Switch "heatmap-cell" to "grid-cell" in the part of the material that opens with the line containing "heatmap-cell xyxy=(895,239,902,243)" and closes with the line containing "heatmap-cell xyxy=(1060,351,1067,357)". Return only those lines, with nothing else changed.

(Annotated element listings)
□ □ □

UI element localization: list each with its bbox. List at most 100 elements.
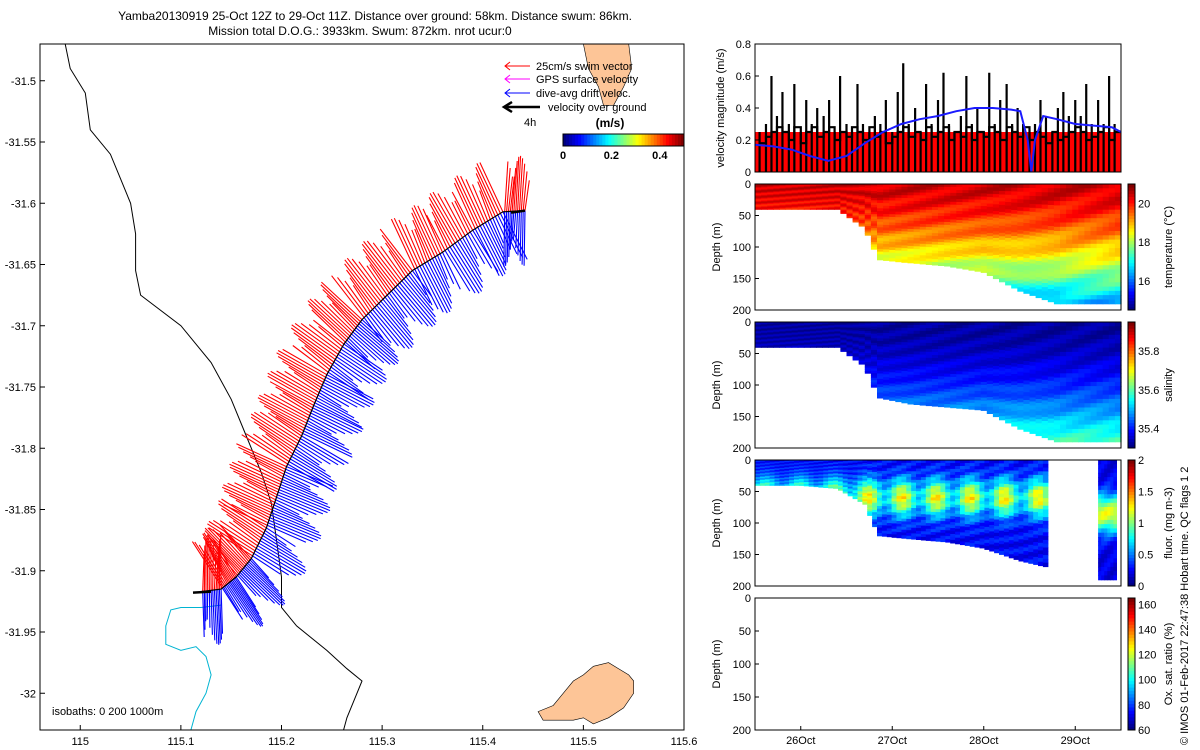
heatmap-cell xyxy=(895,239,902,243)
heatmap-cell xyxy=(1023,411,1031,417)
heatmap-cell xyxy=(962,359,970,363)
heatmap-cell xyxy=(913,237,921,242)
heatmap-cell xyxy=(992,332,1000,337)
heatmap-cell xyxy=(925,209,933,214)
heatmap-cell xyxy=(864,229,872,232)
heatmap-cell xyxy=(798,471,805,474)
heatmap-cell xyxy=(761,203,768,206)
heatmap-cell xyxy=(1060,351,1067,357)
heatmap-cell xyxy=(852,205,860,208)
heatmap-cell xyxy=(791,208,799,210)
heatmap-cell xyxy=(828,202,835,205)
heatmap-cell xyxy=(1114,239,1122,245)
heatmap-cell xyxy=(1017,371,1024,377)
heatmap-cell xyxy=(764,469,771,471)
heatmap-cell xyxy=(803,196,811,199)
heatmap-cell xyxy=(761,322,768,325)
heatmap-cell xyxy=(872,507,878,511)
swim-vector xyxy=(277,356,324,383)
heatmap-cell xyxy=(808,480,815,482)
drift-vector xyxy=(305,425,345,446)
heatmap-cell xyxy=(896,490,902,494)
heatmap-cell xyxy=(901,482,907,486)
drift-vector xyxy=(270,514,322,537)
heatmap-cell xyxy=(791,205,799,208)
heatmap-cell xyxy=(797,189,805,191)
heatmap-cell xyxy=(1041,379,1049,385)
drift-vector xyxy=(226,583,254,623)
salinity-colorbar-cell xyxy=(1128,350,1135,354)
heatmap-cell xyxy=(1072,351,1079,357)
heatmap-cell xyxy=(1029,405,1037,411)
legend-swim: 25cm/s swim vector xyxy=(536,61,633,73)
heatmap-cell xyxy=(895,250,902,254)
heatmap-cell xyxy=(901,330,909,335)
heatmap-cell xyxy=(1047,364,1055,369)
heatmap-cell xyxy=(938,385,945,389)
heatmap-cell xyxy=(980,196,988,201)
heatmap-cell xyxy=(1114,322,1122,327)
heatmap-cell xyxy=(931,218,939,223)
heatmap-cell xyxy=(883,189,890,193)
heatmap-cell xyxy=(1041,429,1049,434)
heatmap-cell xyxy=(968,227,976,231)
heatmap-cell xyxy=(1108,213,1116,219)
heatmap-cell xyxy=(886,495,893,499)
swim-vector xyxy=(293,332,335,363)
heatmap-cell xyxy=(779,326,787,328)
heatmap-cell xyxy=(1005,415,1012,420)
heatmap-cell xyxy=(919,192,927,197)
heatmap-cell xyxy=(986,184,994,188)
heatmap-cell xyxy=(1041,416,1049,422)
heatmap-cell xyxy=(785,199,793,201)
swim-vector xyxy=(239,475,278,496)
heatmap-cell xyxy=(1041,383,1049,389)
heatmap-cell xyxy=(895,347,902,351)
heatmap-cell xyxy=(992,403,1000,407)
heatmap-cell xyxy=(919,378,927,382)
heatmap-cell xyxy=(1072,381,1079,387)
heatmap-cell xyxy=(858,199,866,202)
drift-vector xyxy=(497,214,518,255)
heatmap-cell xyxy=(992,362,1000,367)
heatmap-cell xyxy=(842,485,849,488)
heatmap-cell xyxy=(840,334,848,337)
heatmap-cell xyxy=(877,387,884,391)
heatmap-cell xyxy=(846,341,854,343)
heatmap-cell xyxy=(1102,209,1110,215)
heatmap-cell xyxy=(1060,256,1067,262)
heatmap-cell xyxy=(755,185,762,188)
heatmap-cell xyxy=(974,190,982,194)
heatmap-cell xyxy=(1053,394,1061,400)
heatmap-cell xyxy=(877,200,884,204)
heatmap-cell xyxy=(809,341,817,344)
heatmap-cell xyxy=(1029,377,1037,383)
heatmap-cell xyxy=(773,199,780,201)
heatmap-cell xyxy=(980,218,988,223)
heatmap-cell xyxy=(1078,252,1085,258)
heatmap-cell xyxy=(833,475,839,477)
heatmap-cell xyxy=(938,358,945,362)
heatmap-cell xyxy=(1066,184,1073,189)
heatmap-cell xyxy=(925,354,933,359)
heatmap-cell xyxy=(925,221,933,225)
heatmap-cell xyxy=(803,185,811,188)
heatmap-cell xyxy=(913,357,921,361)
colorbar-frame xyxy=(562,133,685,147)
heatmap-cell xyxy=(834,203,841,206)
heatmap-cell xyxy=(813,461,820,464)
heatmap-cell xyxy=(992,268,1000,273)
heatmap-cell xyxy=(816,335,823,337)
heatmap-cell xyxy=(1084,209,1092,215)
heatmap-cell xyxy=(1102,243,1110,249)
heatmap-cell xyxy=(870,370,878,374)
heatmap-cell xyxy=(840,337,848,340)
heatmap-cell xyxy=(1035,354,1043,360)
heatmap-cell xyxy=(789,463,795,466)
heatmap-cell xyxy=(1023,372,1031,378)
drift-vector xyxy=(502,211,528,260)
heatmap-cell xyxy=(913,345,921,350)
heatmap-cell xyxy=(877,522,883,526)
drift-vector xyxy=(322,384,365,408)
heatmap-cell xyxy=(1072,377,1079,383)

□ □ □

_WRITTEN RESPONSE_:
grid-cell xyxy=(895,239,902,243)
grid-cell xyxy=(1023,411,1031,417)
grid-cell xyxy=(962,359,970,363)
grid-cell xyxy=(913,237,921,242)
grid-cell xyxy=(992,332,1000,337)
grid-cell xyxy=(925,209,933,214)
grid-cell xyxy=(864,229,872,232)
grid-cell xyxy=(798,471,805,474)
grid-cell xyxy=(761,203,768,206)
grid-cell xyxy=(1060,351,1067,357)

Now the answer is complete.